[Data extracted from a collection]

+ + + + + + +

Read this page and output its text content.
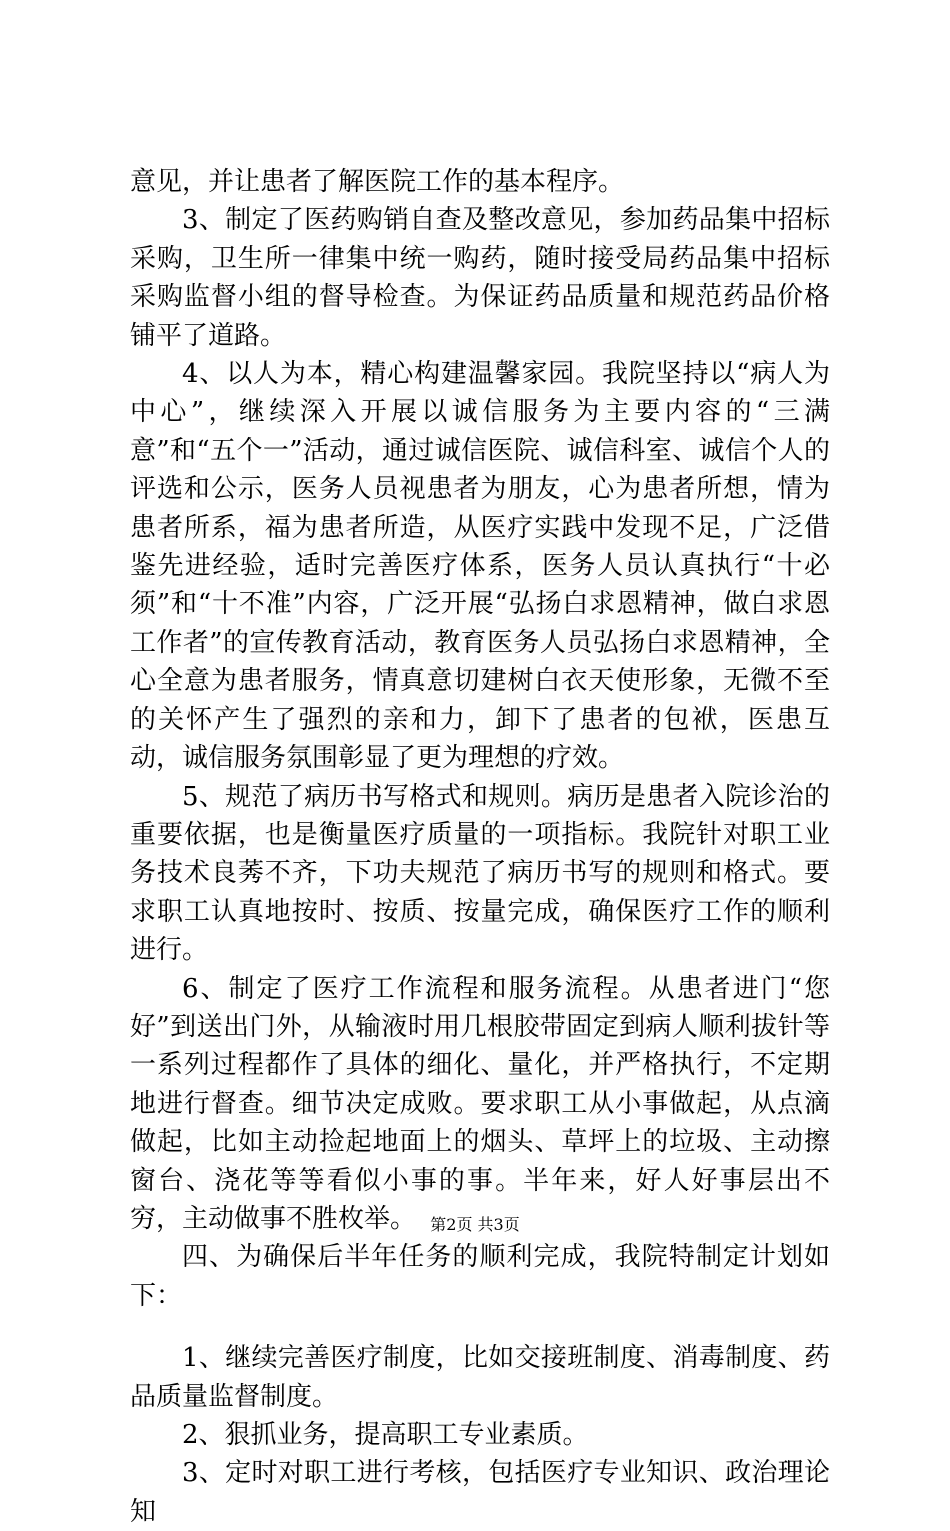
意见，并让患者了解医院工作的基本程序。

3、制定了医药购销自查及整改意见，参加药品集中招标采购，卫生所一律集中统一购药，随时接受局药品集中招标采购监督小组的督导检查。为保证药品质量和规范药品价格铺平了道路。

4、以人为本，精心构建温馨家园。我院坚持以“病人为中心”，继续深入开展以诚信服务为主要内容的“三满意”和“五个一”活动，通过诚信医院、诚信科室、诚信个人的评选和公示，医务人员视患者为朋友，心为患者所想，情为患者所系，福为患者所造，从医疗实践中发现不足，广泛借鉴先进经验，适时完善医疗体系，医务人员认真执行“十必须”和“十不准”内容，广泛开展“弘扬白求恩精神，做白求恩工作者”的宣传教育活动，教育医务人员弘扬白求恩精神，全心全意为患者服务，情真意切建树白衣天使形象，无微不至的关怀产生了强烈的亲和力，卸下了患者的包袱，医患互动，诚信服务氛围彰显了更为理想的疗效。

5、规范了病历书写格式和规则。病历是患者入院诊治的重要依据，也是衡量医疗质量的一项指标。我院针对职工业务技术良莠不齐，下功夫规范了病历书写的规则和格式。要求职工认真地按时、按质、按量完成，确保医疗工作的顺利进行。

6、制定了医疗工作流程和服务流程。从患者进门“您好”到送出门外，从输液时用几根胶带固定到病人顺利拔针等一系列过程都作了具体的细化、量化，并严格执行，不定期地进行督查。细节决定成败。要求职工从小事做起，从点滴做起，比如主动捡起地面上的烟头、草坪上的垃圾、主动擦窗台、浇花等等看似小事的事。半年来，好人好事层出不穷，主动做事不胜枚举。

四、为确保后半年任务的顺利完成，我院特制定计划如下：

1、继续完善医疗制度，比如交接班制度、消毒制度、药品质量监督制度。

2、狠抓业务，提高职工专业素质。

3、定时对职工进行考核，包括医疗专业知识、政治理论知

第2页 共3页
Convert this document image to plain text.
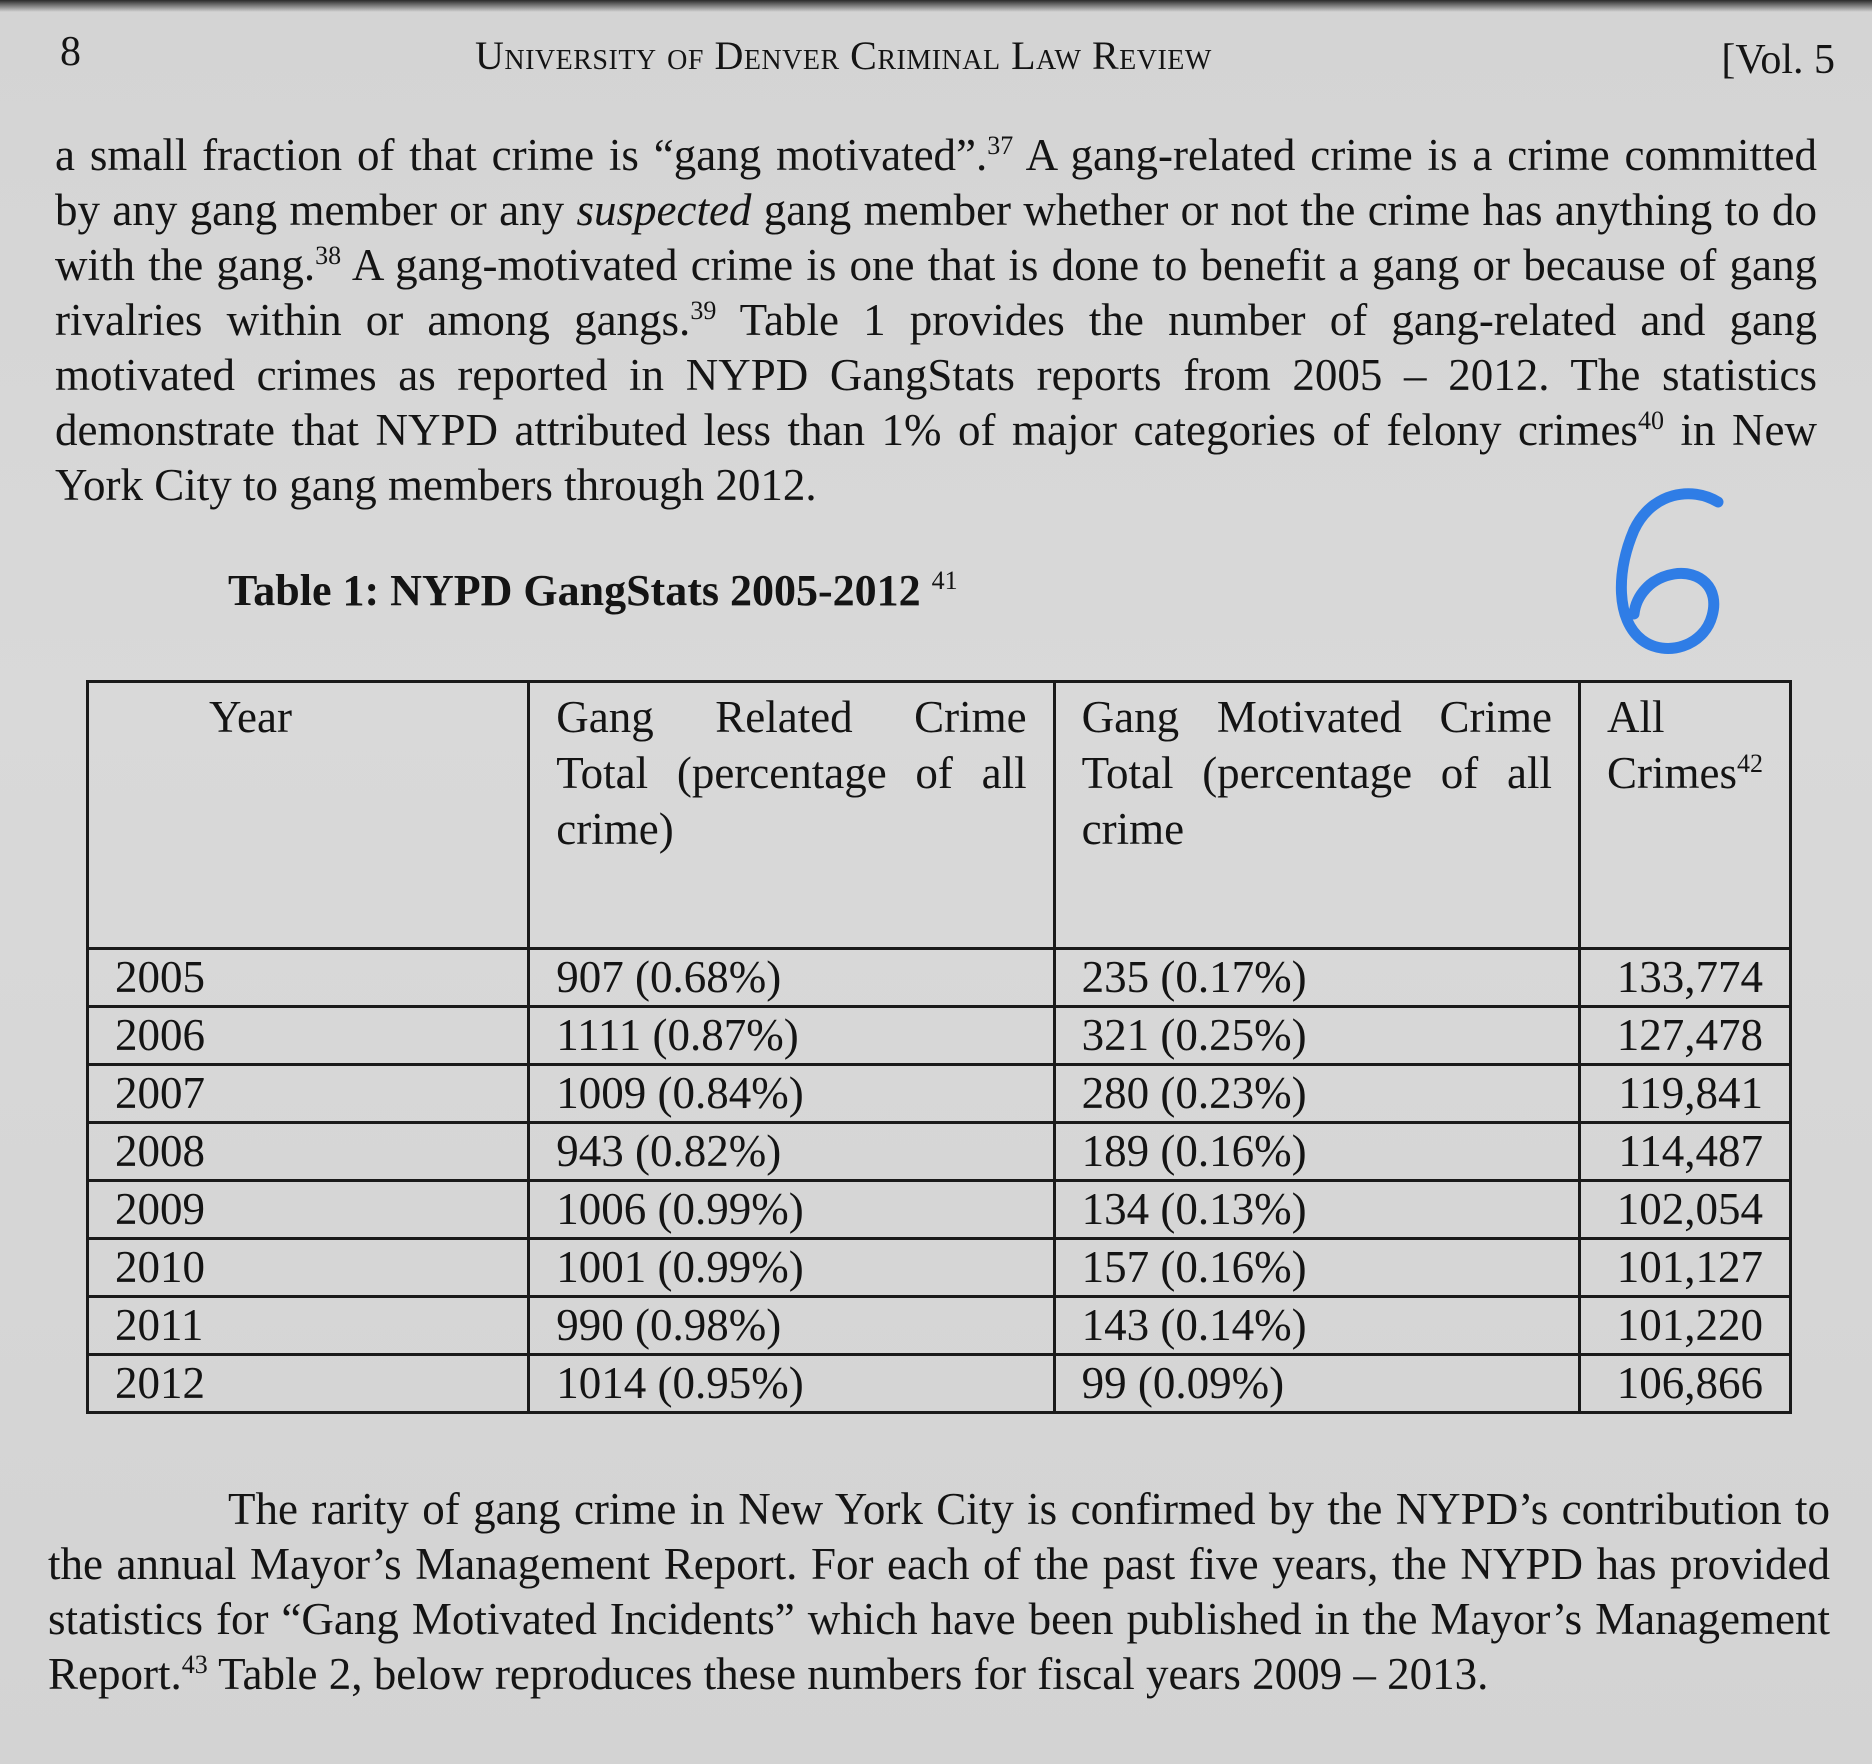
8	University of Denver Criminal Law Review	[Vol. 5

a small fraction of that crime is “gang motivated”.$^{37}$ A gang-related crime is a crime committed by any gang member or any suspected gang member whether or not the crime has anything to do with the gang.$^{38}$ A gang-motivated crime is one that is done to benefit a gang or because of gang rivalries within or among gangs.$^{39}$ Table 1 provides the number of gang-related and gang motivated crimes as reported in NYPD GangStats reports from 2005 – 2012. The statistics demonstrate that NYPD attributed less than 1% of major categories of felony crimes$^{40}$ in New York City to gang members through 2012.

Table 1: NYPD GangStats 2005-2012 $^{41}$
Year	Gang Related Crime Total (percentage of all crime)	Gang Motivated Crime Total (percentage of all crime	All Crimes$^{42}$
2005	907 (0.68%)	235 (0.17%)	133,774
2006	1111 (0.87%)	321 (0.25%)	127,478
2007	1009 (0.84%)	280 (0.23%)	119,841
2008	943 (0.82%)	189 (0.16%)	114,487
2009	1006 (0.99%)	134 (0.13%)	102,054
2010	1001 (0.99%)	157 (0.16%)	101,127
2011	990 (0.98%)	143 (0.14%)	101,220
2012	1014 (0.95%)	99 (0.09%)	106,866

The rarity of gang crime in New York City is confirmed by the NYPD’s contribution to the annual Mayor’s Management Report. For each of the past five years, the NYPD has provided statistics for “Gang Motivated Incidents” which have been published in the Mayor’s Management Report.$^{43}$ Table 2, below reproduces these numbers for fiscal years 2009 – 2013.
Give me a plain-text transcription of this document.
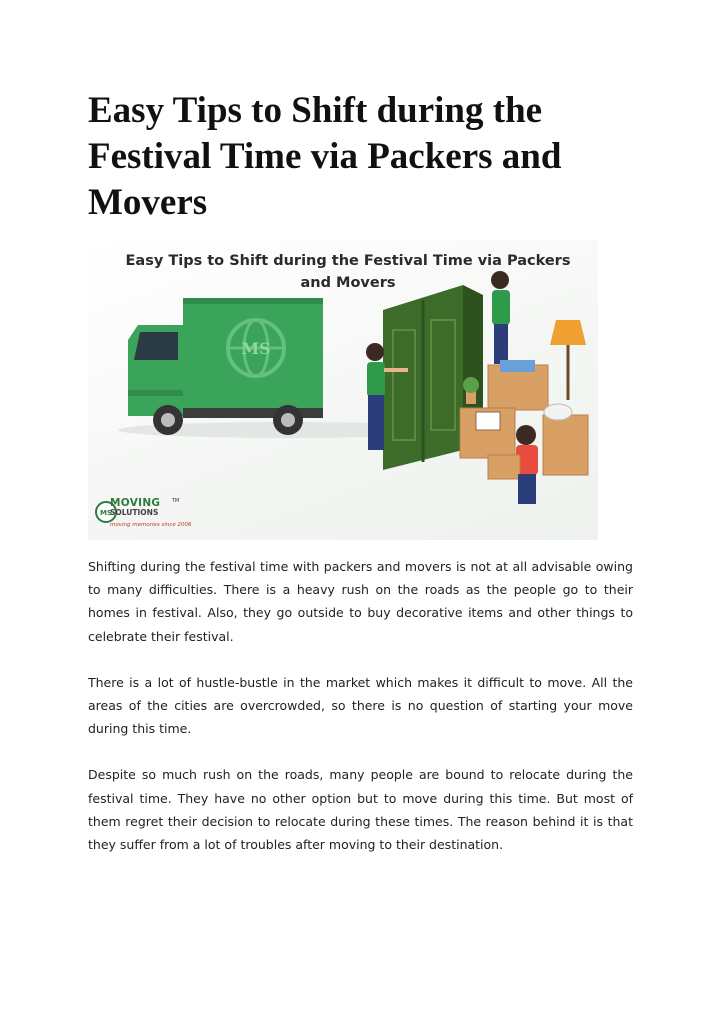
Easy Tips to Shift during the Festival Time via Packers and Movers
MS
MS
Easy Tips to Shift during the Festival Time via Packers and Movers
MOVING
SOLUTIONS
moving memories since 2006
TM

Shifting during the festival time with packers and movers is not at all advisable owing to many difficulties. There is a heavy rush on the roads as the people go to their homes in festival. Also, they go outside to buy decorative items and other things to celebrate their festival.

There is a lot of hustle-bustle in the market which makes it difficult to move. All the areas of the cities are overcrowded, so there is no question of starting your move during this time.

Despite so much rush on the roads, many people are bound to relocate during the festival time. They have no other option but to move during this time. But most of them regret their decision to relocate during these times. The reason behind it is that they suffer from a lot of troubles after moving to their destination.
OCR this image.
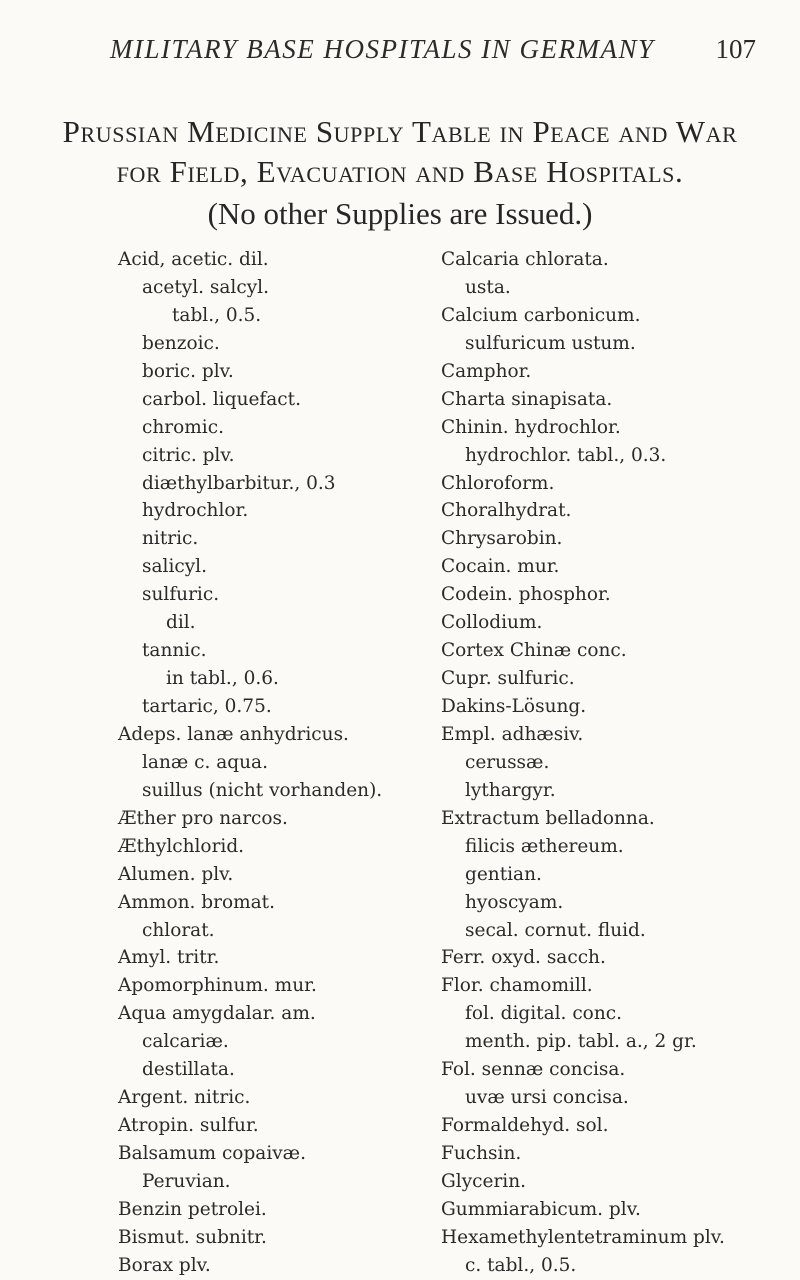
MILITARY BASE HOSPITALS IN GERMANY 107
Prussian Medicine Supply Table in Peace and War
for Field, Evacuation and Base Hospitals.
(No other Supplies are Issued.)
Acid, acetic. dil.
acetyl. salcyl.
tabl., 0.5.
benzoic.
boric. plv.
carbol. liquefact.
chromic.
citric. plv.
diæthylbarbitur., 0.3
hydrochlor.
nitric.
salicyl.
sulfuric.
dil.
tannic.
in tabl., 0.6.
tartaric, 0.75.
Adeps. lanæ anhydricus.
lanæ c. aqua.
suillus (nicht vorhanden).
Æther pro narcos.
Æthylchlorid.
Alumen. plv.
Ammon. bromat.
chlorat.
Amyl. tritr.
Apomorphinum. mur.
Aqua amygdalar. am.
calcariæ.
destillata.
Argent. nitric.
Atropin. sulfur.
Balsamum copaivæ.
Peruvian.
Benzin petrolei.
Bismut. subnitr.
Borax plv.
Calcaria chlorata.
usta.
Calcium carbonicum.
sulfuricum ustum.
Camphor.
Charta sinapisata.
Chinin. hydrochlor.
hydrochlor. tabl., 0.3.
Chloroform.
Choralhydrat.
Chrysarobin.
Cocain. mur.
Codein. phosphor.
Collodium.
Cortex Chinæ conc.
Cupr. sulfuric.
Dakins-Lösung.
Empl. adhæsiv.
cerussæ.
lythargyr.
Extractum belladonna.
filicis æthereum.
gentian.
hyoscyam.
secal. cornut. fluid.
Ferr. oxyd. sacch.
Flor. chamomill.
fol. digital. conc.
menth. pip. tabl. a., 2 gr.
Fol. sennæ concisa.
uvæ ursi concisa.
Formaldehyd. sol.
Fuchsin.
Glycerin.
Gummiarabicum. plv.
Hexamethylentetraminum plv.
c. tabl., 0.5.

+ + + + + + +

REQUIRED TASK. Restate the entire listing word for word, excluding pictures.

TASK ANSWER.
Read this page and output its text content.
意见，并让患者了解医院工作的基本程序。

3、制定了医药购销自查及整改意见，参加药品集中招标采购，卫生所一律集中统一购药，随时接受局药品集中招标采购监督小组的督导检查。为保证药品质量和规范药品价格铺平了道路。

4、以人为本，精心构建温馨家园。我院坚持以“病人为中心”，继续深入开展以诚信服务为主要内容的“三满意”和“五个一”活动，通过诚信医院、诚信科室、诚信个人的评选和公示，医务人员视患者为朋友，心为患者所想，情为患者所系，福为患者所造，从医疗实践中发现不足，广泛借鉴先进经验，适时完善医疗体系，医务人员认真执行“十必须”和“十不准”内容，广泛开展“弘扬白求恩精神，做白求恩工作者”的宣传教育活动，教育医务人员弘扬白求恩精神，全心全意为患者服务，情真意切建树白衣天使形象，无微不至的关怀产生了强烈的亲和力，卸下了患者的包袱，医患互动，诚信服务氛围彰显了更为理想的疗效。

5、规范了病历书写格式和规则。病历是患者入院诊治的重要依据，也是衡量医疗质量的一项指标。我院针对职工业务技术良莠不齐，下功夫规范了病历书写的规则和格式。要求职工认真地按时、按质、按量完成，确保医疗工作的顺利进行。

6、制定了医疗工作流程和服务流程。从患者进门“您好”到送出门外，从输液时用几根胶带固定到病人顺利拔针等一系列过程都作了具体的细化、量化，并严格执行，不定期地进行督查。细节决定成败。要求职工从小事做起，从点滴做起，比如主动捡起地面上的烟头、草坪上的垃圾、主动擦窗台、浇花等等看似小事的事。半年来，好人好事层出不穷，主动做事不胜枚举。

四、为确保后半年任务的顺利完成，我院特制定计划如下：

1、继续完善医疗制度，比如交接班制度、消毒制度、药品质量监督制度。

2、狠抓业务，提高职工专业素质。

3、定时对职工进行考核，包括医疗专业知识、政治理论知

第2页 共3页
Convert this document image to plain text.
8	University of Denver Criminal Law Review	[Vol. 5

a small fraction of that crime is “gang motivated”.$^{37}$ A gang-related crime is a crime committed by any gang member or any suspected gang member whether or not the crime has anything to do with the gang.$^{38}$ A gang-motivated crime is one that is done to benefit a gang or because of gang rivalries within or among gangs.$^{39}$ Table 1 provides the number of gang-related and gang motivated crimes as reported in NYPD GangStats reports from 2005 – 2012. The statistics demonstrate that NYPD attributed less than 1% of major categories of felony crimes$^{40}$ in New York City to gang members through 2012.

Table 1: NYPD GangStats 2005-2012 $^{41}$
Year	Gang Related Crime Total (percentage of all crime)	Gang Motivated Crime Total (percentage of all crime	All Crimes$^{42}$
2005	907 (0.68%)	235 (0.17%)	133,774
2006	1111 (0.87%)	321 (0.25%)	127,478
2007	1009 (0.84%)	280 (0.23%)	119,841
2008	943 (0.82%)	189 (0.16%)	114,487
2009	1006 (0.99%)	134 (0.13%)	102,054
2010	1001 (0.99%)	157 (0.16%)	101,127
2011	990 (0.98%)	143 (0.14%)	101,220
2012	1014 (0.95%)	99 (0.09%)	106,866

The rarity of gang crime in New York City is confirmed by the NYPD’s contribution to the annual Mayor’s Management Report. For each of the past five years, the NYPD has provided statistics for “Gang Motivated Incidents” which have been published in the Mayor’s Management Report.$^{43}$ Table 2, below reproduces these numbers for fiscal years 2009 – 2013.
Give me a plain-text transcription of this document.
Easy Tips to Shift during the Festival Time via Packers and Movers
MS
MS
Easy Tips to Shift during the Festival Time via Packers and Movers
MOVING
SOLUTIONS
moving memories since 2006
TM

Shifting during the festival time with packers and movers is not at all advisable owing to many difficulties. There is a heavy rush on the roads as the people go to their homes in festival. Also, they go outside to buy decorative items and other things to celebrate their festival.

There is a lot of hustle-bustle in the market which makes it difficult to move. All the areas of the cities are overcrowded, so there is no question of starting your move during this time.

Despite so much rush on the roads, many people are bound to relocate during the festival time. They have no other option but to move during this time. But most of them regret their decision to relocate during these times. The reason behind it is that they suffer from a lot of troubles after moving to their destination.
OCR this image.
MILITARY BASE HOSPITALS IN GERMANY 107
Prussian Medicine Supply Table in Peace and War
for Field, Evacuation and Base Hospitals.
(No other Supplies are Issued.)
Acid, acetic. dil.
acetyl. salcyl.
tabl., 0.5.
benzoic.
boric. plv.
carbol. liquefact.
chromic.
citric. plv.
diæthylbarbitur., 0.3
hydrochlor.
nitric.
salicyl.
sulfuric.
dil.
tannic.
in tabl., 0.6.
tartaric, 0.75.
Adeps. lanæ anhydricus.
lanæ c. aqua.
suillus (nicht vorhanden).
Æther pro narcos.
Æthylchlorid.
Alumen. plv.
Ammon. bromat.
chlorat.
Amyl. tritr.
Apomorphinum. mur.
Aqua amygdalar. am.
calcariæ.
destillata.
Argent. nitric.
Atropin. sulfur.
Balsamum copaivæ.
Peruvian.
Benzin petrolei.
Bismut. subnitr.
Borax plv.
Calcaria chlorata.
usta.
Calcium carbonicum.
sulfuricum ustum.
Camphor.
Charta sinapisata.
Chinin. hydrochlor.
hydrochlor. tabl., 0.3.
Chloroform.
Choralhydrat.
Chrysarobin.
Cocain. mur.
Codein. phosphor.
Collodium.
Cortex Chinæ conc.
Cupr. sulfuric.
Dakins-Lösung.
Empl. adhæsiv.
cerussæ.
lythargyr.
Extractum belladonna.
filicis æthereum.
gentian.
hyoscyam.
secal. cornut. fluid.
Ferr. oxyd. sacch.
Flor. chamomill.
fol. digital. conc.
menth. pip. tabl. a., 2 gr.
Fol. sennæ concisa.
uvæ ursi concisa.
Formaldehyd. sol.
Fuchsin.
Glycerin.
Gummiarabicum. plv.
Hexamethylentetraminum plv.
c. tabl., 0.5.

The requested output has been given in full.